(Raw records)
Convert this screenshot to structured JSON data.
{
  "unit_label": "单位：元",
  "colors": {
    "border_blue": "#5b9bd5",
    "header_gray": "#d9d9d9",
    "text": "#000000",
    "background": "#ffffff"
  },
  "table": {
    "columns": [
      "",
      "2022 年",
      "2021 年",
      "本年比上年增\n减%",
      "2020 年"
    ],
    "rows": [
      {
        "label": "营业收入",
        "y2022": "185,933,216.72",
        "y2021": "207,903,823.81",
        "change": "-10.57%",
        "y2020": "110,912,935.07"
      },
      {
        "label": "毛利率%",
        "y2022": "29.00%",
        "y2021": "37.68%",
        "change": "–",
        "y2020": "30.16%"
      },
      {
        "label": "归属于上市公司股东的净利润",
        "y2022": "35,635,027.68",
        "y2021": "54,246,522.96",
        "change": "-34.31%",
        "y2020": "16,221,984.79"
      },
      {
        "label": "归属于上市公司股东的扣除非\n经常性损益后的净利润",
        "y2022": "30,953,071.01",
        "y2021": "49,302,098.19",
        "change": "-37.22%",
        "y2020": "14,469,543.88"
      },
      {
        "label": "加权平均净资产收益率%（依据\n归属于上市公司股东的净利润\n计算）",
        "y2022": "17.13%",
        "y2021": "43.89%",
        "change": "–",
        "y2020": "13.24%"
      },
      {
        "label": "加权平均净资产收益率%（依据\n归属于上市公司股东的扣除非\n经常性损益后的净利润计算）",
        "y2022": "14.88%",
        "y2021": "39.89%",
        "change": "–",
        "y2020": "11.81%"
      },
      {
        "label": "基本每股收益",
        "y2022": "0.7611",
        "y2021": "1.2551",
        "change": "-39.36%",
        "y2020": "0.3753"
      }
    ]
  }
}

__Task brief__. Restate all of the entries above precisely.

__Output for this exercise__.
Convert this screenshot to structured JSON data.
{
  "unit_label": "单位：元",
  "colors": {
    "border_blue": "#5b9bd5",
    "header_gray": "#d9d9d9",
    "text": "#000000",
    "background": "#ffffff"
  },
  "table": {
    "columns": [
      "",
      "2022 年",
      "2021 年",
      "本年比上年增\n减%",
      "2020 年"
    ],
    "rows": [
      {
        "label": "营业收入",
        "y2022": "185,933,216.72",
        "y2021": "207,903,823.81",
        "change": "-10.57%",
        "y2020": "110,912,935.07"
      },
      {
        "label": "毛利率%",
        "y2022": "29.00%",
        "y2021": "37.68%",
        "change": "–",
        "y2020": "30.16%"
      },
      {
        "label": "归属于上市公司股东的净利润",
        "y2022": "35,635,027.68",
        "y2021": "54,246,522.96",
        "change": "-34.31%",
        "y2020": "16,221,984.79"
      },
      {
        "label": "归属于上市公司股东的扣除非\n经常性损益后的净利润",
        "y2022": "30,953,071.01",
        "y2021": "49,302,098.19",
        "change": "-37.22%",
        "y2020": "14,469,543.88"
      },
      {
        "label": "加权平均净资产收益率%（依据\n归属于上市公司股东的净利润\n计算）",
        "y2022": "17.13%",
        "y2021": "43.89%",
        "change": "–",
        "y2020": "13.24%"
      },
      {
        "label": "加权平均净资产收益率%（依据\n归属于上市公司股东的扣除非\n经常性损益后的净利润计算）",
        "y2022": "14.88%",
        "y2021": "39.89%",
        "change": "–",
        "y2020": "11.81%"
      },
      {
        "label": "基本每股收益",
        "y2022": "0.7611",
        "y2021": "1.2551",
        "change": "-39.36%",
        "y2020": "0.3753"
      }
    ]
  }
}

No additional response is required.